Instructions to follow: Lines containing the word "スタジオ" should be extracted in full.

───── Data provided

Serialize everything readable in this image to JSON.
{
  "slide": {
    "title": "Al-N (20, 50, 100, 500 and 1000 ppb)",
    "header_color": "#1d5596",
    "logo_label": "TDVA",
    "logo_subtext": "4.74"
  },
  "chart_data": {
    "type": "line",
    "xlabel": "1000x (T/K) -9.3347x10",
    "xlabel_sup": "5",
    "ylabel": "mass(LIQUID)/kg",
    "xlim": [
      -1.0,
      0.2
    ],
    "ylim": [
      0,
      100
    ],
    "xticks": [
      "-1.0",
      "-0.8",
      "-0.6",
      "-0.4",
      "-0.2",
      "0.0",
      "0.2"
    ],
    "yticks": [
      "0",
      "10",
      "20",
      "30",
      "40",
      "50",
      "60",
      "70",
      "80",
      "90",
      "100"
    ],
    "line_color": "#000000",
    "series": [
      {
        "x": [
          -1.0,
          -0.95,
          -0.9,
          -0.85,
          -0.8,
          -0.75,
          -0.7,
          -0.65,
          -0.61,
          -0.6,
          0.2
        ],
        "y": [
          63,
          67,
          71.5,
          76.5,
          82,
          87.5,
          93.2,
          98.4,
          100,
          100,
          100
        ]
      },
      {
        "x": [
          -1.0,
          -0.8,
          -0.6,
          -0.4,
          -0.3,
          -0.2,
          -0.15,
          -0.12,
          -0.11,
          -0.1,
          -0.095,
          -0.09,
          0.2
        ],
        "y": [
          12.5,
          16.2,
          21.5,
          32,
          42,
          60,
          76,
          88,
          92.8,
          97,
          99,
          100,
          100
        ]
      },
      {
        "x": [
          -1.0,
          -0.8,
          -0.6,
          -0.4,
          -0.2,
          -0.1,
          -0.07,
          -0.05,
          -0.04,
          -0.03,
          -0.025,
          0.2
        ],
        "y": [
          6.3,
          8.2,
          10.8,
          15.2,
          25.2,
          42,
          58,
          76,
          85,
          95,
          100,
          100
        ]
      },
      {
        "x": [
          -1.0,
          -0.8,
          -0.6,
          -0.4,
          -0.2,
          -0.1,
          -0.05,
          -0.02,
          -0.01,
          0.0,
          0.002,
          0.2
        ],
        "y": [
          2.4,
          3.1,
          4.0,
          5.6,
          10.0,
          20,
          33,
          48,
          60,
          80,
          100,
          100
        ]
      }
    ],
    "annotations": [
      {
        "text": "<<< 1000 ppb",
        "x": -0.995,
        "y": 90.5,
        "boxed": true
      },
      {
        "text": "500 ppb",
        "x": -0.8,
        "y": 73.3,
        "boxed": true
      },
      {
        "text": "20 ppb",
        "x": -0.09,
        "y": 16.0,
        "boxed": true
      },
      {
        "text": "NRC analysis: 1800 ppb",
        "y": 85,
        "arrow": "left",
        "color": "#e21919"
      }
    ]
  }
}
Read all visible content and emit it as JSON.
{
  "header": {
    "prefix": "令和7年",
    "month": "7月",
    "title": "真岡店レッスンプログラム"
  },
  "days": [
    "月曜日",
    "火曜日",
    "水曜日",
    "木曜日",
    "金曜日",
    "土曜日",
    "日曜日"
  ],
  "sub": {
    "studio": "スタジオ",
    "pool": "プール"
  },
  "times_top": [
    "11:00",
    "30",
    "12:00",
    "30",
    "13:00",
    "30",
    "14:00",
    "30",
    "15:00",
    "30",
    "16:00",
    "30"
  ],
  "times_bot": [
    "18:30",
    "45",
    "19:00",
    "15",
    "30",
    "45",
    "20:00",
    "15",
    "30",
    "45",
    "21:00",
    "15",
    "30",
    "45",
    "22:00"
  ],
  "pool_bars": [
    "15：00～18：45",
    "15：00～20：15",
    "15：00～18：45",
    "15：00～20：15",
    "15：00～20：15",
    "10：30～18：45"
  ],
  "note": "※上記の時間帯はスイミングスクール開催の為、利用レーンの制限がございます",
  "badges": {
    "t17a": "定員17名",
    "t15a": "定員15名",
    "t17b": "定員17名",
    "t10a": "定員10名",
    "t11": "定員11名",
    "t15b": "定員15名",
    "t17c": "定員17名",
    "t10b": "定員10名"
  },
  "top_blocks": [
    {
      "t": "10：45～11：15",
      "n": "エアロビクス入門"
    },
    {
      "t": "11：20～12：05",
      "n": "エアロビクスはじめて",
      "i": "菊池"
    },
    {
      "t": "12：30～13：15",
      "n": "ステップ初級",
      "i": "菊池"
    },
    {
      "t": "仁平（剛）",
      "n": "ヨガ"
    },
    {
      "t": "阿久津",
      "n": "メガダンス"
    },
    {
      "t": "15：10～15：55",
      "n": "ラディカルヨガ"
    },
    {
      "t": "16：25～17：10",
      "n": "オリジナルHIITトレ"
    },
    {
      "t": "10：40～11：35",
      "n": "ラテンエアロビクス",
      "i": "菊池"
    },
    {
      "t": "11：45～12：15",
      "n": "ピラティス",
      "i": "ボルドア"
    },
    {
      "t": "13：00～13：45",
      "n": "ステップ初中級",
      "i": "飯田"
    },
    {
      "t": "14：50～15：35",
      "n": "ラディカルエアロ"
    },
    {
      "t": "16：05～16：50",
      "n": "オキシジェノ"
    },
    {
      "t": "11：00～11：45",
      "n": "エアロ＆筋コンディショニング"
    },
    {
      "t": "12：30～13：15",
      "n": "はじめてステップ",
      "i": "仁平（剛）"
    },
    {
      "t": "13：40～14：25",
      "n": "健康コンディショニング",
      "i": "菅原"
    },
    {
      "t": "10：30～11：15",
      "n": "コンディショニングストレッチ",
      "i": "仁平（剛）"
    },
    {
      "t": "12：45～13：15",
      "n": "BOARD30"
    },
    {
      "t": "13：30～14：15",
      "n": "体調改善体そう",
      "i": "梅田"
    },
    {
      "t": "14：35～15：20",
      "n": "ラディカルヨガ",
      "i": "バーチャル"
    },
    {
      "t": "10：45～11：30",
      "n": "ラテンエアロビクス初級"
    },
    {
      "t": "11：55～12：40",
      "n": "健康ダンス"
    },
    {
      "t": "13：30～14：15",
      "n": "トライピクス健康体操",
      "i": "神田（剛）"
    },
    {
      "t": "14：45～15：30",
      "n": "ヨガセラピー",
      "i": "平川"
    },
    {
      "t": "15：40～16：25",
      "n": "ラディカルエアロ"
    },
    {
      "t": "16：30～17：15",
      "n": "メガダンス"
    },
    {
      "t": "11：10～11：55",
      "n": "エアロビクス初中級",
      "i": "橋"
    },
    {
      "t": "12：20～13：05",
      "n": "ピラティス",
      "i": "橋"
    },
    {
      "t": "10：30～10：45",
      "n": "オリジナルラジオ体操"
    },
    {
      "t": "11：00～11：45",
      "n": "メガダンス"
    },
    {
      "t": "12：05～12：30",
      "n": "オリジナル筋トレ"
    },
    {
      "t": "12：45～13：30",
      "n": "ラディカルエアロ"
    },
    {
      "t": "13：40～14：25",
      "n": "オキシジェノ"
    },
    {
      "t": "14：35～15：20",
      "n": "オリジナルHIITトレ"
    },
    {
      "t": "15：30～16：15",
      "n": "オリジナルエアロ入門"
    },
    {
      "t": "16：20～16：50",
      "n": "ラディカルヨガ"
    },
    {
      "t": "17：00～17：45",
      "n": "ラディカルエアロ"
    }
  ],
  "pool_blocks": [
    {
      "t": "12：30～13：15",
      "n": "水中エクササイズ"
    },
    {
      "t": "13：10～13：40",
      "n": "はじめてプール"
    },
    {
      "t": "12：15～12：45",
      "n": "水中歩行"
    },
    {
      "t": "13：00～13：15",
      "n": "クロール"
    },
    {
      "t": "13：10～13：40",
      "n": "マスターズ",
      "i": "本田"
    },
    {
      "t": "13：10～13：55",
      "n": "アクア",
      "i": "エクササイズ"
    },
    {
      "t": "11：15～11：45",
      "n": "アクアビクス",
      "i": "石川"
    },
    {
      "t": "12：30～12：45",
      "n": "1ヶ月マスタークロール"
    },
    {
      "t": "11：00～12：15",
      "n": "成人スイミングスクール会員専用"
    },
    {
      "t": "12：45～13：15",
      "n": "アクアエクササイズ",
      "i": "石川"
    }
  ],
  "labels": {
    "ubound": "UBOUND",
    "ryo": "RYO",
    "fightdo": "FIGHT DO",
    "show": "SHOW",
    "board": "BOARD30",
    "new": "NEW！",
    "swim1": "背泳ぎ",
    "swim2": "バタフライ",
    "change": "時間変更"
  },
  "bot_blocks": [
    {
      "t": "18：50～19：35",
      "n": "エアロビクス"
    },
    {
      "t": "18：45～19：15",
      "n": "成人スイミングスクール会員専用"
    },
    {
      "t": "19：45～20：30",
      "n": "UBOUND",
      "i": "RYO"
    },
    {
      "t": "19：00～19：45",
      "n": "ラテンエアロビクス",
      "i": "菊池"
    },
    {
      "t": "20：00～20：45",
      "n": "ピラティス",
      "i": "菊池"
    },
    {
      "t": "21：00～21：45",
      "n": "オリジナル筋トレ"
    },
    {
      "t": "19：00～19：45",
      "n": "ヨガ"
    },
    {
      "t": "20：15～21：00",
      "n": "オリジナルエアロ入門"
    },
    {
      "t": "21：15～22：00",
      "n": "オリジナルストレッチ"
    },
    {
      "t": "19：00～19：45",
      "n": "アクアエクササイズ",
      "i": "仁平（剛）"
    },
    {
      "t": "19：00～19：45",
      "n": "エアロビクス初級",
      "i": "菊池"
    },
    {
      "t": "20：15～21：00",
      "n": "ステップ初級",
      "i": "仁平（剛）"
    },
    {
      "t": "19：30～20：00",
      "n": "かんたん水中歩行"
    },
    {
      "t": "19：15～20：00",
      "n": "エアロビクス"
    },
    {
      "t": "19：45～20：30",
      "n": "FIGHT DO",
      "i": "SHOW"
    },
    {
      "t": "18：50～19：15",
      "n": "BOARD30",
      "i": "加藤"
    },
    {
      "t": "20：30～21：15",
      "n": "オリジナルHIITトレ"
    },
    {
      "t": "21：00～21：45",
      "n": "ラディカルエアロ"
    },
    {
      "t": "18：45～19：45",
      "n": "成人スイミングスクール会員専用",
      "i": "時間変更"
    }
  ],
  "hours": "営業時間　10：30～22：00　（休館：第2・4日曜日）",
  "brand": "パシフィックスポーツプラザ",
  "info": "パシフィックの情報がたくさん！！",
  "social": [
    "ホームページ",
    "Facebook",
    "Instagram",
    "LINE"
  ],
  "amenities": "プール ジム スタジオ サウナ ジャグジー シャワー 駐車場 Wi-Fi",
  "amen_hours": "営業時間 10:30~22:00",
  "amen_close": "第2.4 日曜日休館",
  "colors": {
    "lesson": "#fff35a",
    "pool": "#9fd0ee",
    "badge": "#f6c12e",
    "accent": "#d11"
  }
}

──────────

The completed task:
    "studio": "スタジオ",
  "amenities": "プール ジム スタジオ サウナ ジャグジー シャワー 駐車場 Wi-Fi",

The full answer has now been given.